Annotated region listings
__________________________________________________

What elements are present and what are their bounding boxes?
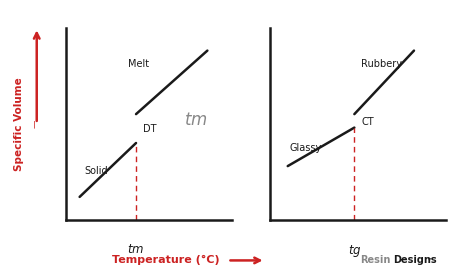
Text: Solid: Solid xyxy=(84,166,108,176)
Text: Glassy: Glassy xyxy=(290,143,322,153)
Text: Specific Volume: Specific Volume xyxy=(14,77,24,170)
Text: —: — xyxy=(31,120,40,128)
Text: Resin: Resin xyxy=(360,255,391,265)
Text: DT: DT xyxy=(143,124,156,134)
Text: CT: CT xyxy=(361,117,374,127)
Text: Designs: Designs xyxy=(393,255,437,265)
Text: ™: ™ xyxy=(427,257,434,263)
Text: Temperature (°C): Temperature (°C) xyxy=(112,255,220,265)
Text: $tm$: $tm$ xyxy=(128,243,145,256)
Text: Rubbery: Rubbery xyxy=(361,59,402,69)
Text: $tm$: $tm$ xyxy=(184,111,208,129)
Text: Melt: Melt xyxy=(128,59,149,69)
Text: $tg$: $tg$ xyxy=(347,243,361,259)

__________________________________________________

■ Work required: Reproduce every line of the listing above word for word, leaving out the picture placeholder.

■ In response:
What elements are present and what are their bounding boxes?
Text: Solid: Solid xyxy=(84,166,108,176)
Text: Glassy: Glassy xyxy=(290,143,322,153)
Text: Specific Volume: Specific Volume xyxy=(14,77,24,170)
Text: —: — xyxy=(31,120,40,128)
Text: Resin: Resin xyxy=(360,255,391,265)
Text: DT: DT xyxy=(143,124,156,134)
Text: CT: CT xyxy=(361,117,374,127)
Text: Designs: Designs xyxy=(393,255,437,265)
Text: ™: ™ xyxy=(427,257,434,263)
Text: Temperature (°C): Temperature (°C) xyxy=(112,255,220,265)
Text: $tm$: $tm$ xyxy=(128,243,145,256)
Text: Rubbery: Rubbery xyxy=(361,59,402,69)
Text: $tm$: $tm$ xyxy=(184,111,208,129)
Text: Melt: Melt xyxy=(128,59,149,69)
Text: $tg$: $tg$ xyxy=(347,243,361,259)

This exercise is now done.